--- Exercise instructions ---
Check every line of the material below for the string "Cortex", and return the ones that have it.
>>>>>
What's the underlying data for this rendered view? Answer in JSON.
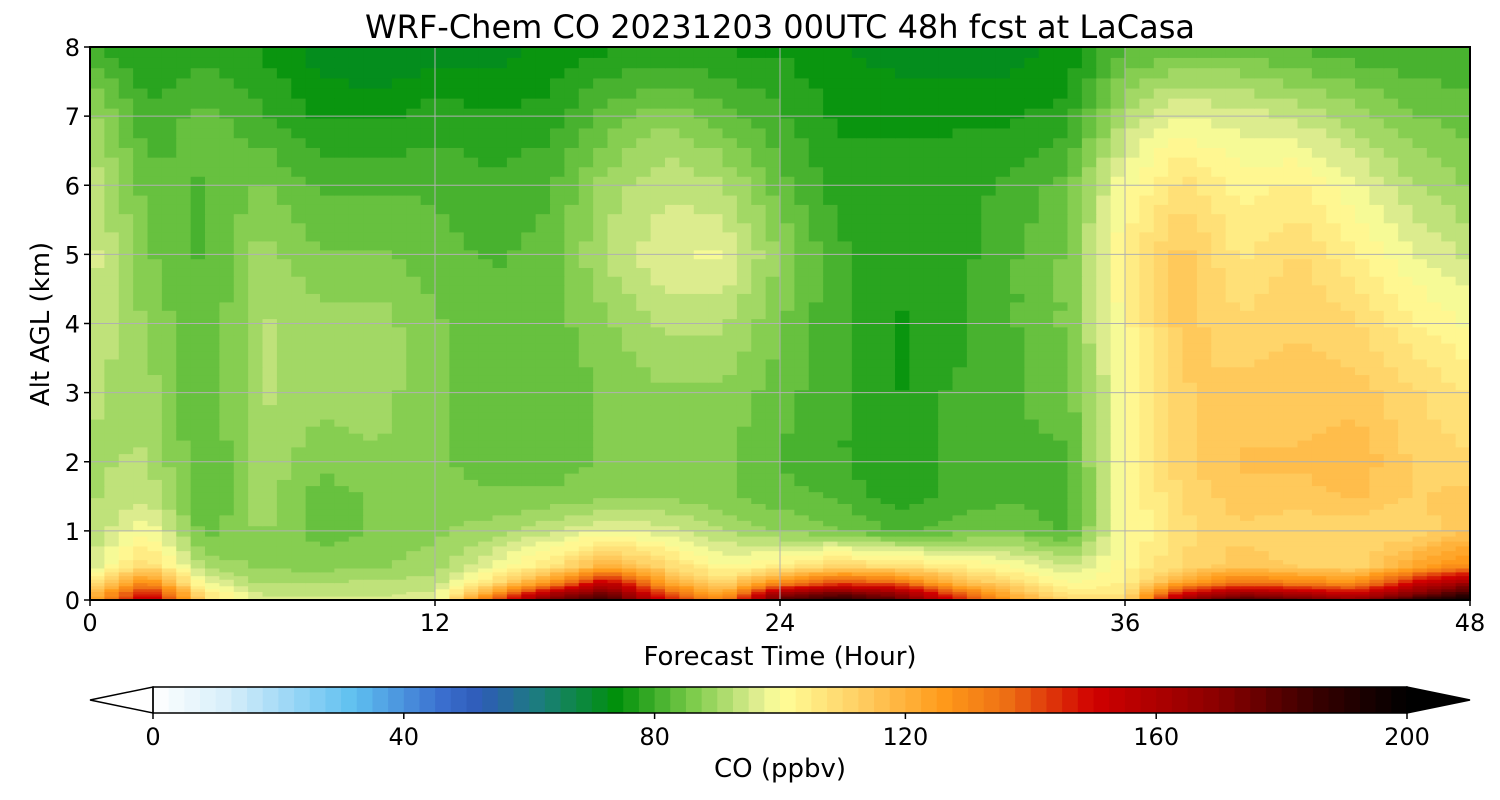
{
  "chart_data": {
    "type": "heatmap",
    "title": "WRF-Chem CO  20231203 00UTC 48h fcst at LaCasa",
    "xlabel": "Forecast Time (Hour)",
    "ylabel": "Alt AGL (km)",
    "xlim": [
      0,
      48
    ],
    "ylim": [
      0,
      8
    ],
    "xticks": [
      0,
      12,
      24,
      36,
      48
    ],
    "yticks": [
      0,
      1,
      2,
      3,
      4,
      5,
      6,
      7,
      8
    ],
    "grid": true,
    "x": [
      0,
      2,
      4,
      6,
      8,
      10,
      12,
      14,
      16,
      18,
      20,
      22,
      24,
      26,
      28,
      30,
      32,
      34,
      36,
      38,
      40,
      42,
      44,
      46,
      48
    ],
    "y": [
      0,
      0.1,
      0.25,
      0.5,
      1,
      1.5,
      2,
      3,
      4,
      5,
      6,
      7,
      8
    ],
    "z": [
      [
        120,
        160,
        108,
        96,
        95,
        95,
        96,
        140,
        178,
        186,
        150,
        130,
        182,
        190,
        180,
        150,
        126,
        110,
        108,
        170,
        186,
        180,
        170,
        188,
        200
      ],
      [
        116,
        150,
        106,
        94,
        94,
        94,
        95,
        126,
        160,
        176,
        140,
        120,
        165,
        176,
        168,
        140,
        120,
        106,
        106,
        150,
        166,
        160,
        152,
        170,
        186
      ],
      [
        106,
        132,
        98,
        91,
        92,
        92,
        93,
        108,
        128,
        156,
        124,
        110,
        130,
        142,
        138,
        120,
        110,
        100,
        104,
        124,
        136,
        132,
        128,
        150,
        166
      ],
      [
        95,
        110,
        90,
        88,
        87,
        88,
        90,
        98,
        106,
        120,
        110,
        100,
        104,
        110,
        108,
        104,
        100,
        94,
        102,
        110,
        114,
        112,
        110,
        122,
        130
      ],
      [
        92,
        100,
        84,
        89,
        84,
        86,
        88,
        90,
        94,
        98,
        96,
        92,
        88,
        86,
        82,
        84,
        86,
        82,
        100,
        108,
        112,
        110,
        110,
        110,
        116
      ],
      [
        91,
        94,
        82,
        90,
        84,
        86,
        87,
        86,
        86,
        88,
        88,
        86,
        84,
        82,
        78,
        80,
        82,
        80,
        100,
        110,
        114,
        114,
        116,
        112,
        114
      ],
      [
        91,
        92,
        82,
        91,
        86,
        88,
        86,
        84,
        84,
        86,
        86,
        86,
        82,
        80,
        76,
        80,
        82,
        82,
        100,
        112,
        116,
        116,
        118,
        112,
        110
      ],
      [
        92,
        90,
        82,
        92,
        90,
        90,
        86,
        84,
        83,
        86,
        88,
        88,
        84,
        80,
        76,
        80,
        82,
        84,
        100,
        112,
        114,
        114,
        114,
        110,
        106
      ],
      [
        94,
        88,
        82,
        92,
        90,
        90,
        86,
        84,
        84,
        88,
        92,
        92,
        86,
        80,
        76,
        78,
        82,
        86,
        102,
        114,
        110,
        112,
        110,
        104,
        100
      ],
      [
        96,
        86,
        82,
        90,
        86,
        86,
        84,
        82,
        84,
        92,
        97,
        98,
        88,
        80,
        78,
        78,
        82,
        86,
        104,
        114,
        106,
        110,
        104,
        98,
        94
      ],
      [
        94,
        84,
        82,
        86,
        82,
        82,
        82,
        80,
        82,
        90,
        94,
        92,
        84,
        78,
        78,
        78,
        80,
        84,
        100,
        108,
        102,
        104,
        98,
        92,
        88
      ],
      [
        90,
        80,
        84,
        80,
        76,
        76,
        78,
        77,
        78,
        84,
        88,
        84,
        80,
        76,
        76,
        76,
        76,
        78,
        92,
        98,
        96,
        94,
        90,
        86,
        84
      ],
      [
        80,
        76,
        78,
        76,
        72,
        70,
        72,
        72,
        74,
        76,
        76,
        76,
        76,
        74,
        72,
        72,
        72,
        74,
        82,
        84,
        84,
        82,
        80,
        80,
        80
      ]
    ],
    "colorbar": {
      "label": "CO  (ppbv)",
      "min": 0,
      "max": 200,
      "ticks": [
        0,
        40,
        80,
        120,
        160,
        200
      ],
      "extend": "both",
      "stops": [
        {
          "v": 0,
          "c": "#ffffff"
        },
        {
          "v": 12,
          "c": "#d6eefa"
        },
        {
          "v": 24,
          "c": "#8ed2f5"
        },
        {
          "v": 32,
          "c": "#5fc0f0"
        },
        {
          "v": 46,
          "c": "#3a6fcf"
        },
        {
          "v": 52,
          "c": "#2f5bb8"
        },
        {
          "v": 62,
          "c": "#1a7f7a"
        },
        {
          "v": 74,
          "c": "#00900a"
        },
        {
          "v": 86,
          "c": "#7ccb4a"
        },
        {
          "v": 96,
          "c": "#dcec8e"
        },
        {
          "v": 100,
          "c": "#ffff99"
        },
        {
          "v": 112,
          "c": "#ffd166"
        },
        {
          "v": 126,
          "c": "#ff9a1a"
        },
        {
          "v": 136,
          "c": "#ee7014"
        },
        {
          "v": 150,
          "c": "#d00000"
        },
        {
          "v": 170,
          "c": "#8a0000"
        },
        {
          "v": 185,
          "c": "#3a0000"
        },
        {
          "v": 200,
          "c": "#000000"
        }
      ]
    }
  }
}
<<<<<
>>>>>
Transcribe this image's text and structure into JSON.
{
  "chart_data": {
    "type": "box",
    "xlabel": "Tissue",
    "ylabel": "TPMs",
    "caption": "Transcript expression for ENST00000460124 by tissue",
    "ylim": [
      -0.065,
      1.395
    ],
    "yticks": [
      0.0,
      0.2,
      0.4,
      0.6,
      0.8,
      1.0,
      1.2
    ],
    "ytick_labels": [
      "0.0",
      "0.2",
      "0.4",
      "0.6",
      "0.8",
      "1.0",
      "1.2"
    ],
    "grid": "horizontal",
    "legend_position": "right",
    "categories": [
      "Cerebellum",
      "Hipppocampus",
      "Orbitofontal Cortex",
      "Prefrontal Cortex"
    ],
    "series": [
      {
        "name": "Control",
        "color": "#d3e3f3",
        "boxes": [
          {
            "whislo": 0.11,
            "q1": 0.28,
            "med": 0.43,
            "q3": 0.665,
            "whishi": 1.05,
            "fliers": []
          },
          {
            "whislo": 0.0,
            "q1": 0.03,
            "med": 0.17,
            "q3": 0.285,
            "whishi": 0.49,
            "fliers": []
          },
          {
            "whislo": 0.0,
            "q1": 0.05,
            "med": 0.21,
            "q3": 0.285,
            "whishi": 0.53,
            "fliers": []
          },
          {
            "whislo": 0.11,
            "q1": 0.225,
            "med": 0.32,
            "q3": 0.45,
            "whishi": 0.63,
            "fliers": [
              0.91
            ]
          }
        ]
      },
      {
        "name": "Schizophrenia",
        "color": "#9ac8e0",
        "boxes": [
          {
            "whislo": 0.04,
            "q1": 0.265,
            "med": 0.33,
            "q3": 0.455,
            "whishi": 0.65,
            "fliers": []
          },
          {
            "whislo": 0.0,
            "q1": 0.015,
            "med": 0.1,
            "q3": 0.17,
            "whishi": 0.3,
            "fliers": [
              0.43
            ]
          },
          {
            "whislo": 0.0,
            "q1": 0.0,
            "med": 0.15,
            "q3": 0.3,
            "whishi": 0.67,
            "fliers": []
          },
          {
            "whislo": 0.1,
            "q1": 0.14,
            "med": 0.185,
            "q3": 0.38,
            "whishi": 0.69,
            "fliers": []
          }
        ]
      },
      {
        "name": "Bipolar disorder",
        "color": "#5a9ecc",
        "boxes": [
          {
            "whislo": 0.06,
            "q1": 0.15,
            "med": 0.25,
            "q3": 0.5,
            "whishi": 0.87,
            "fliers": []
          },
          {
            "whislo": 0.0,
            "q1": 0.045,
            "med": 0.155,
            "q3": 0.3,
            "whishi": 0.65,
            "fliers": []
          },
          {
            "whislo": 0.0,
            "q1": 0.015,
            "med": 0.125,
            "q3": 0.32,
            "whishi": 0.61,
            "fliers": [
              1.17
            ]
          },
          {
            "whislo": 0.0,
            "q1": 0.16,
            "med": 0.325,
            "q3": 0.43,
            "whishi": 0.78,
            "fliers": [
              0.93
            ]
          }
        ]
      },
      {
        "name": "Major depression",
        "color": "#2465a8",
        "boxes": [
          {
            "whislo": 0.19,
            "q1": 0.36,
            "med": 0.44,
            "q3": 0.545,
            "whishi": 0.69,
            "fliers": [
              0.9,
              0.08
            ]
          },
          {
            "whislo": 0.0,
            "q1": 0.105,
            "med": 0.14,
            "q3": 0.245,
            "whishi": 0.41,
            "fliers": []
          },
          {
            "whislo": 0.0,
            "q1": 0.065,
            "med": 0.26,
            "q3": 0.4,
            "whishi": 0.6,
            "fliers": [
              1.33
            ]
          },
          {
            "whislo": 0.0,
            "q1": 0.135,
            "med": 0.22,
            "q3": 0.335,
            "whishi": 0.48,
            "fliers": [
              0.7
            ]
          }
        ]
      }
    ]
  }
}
<<<<<
--- Written answer ---
      "Orbitofontal Cortex",
      "Prefrontal Cortex"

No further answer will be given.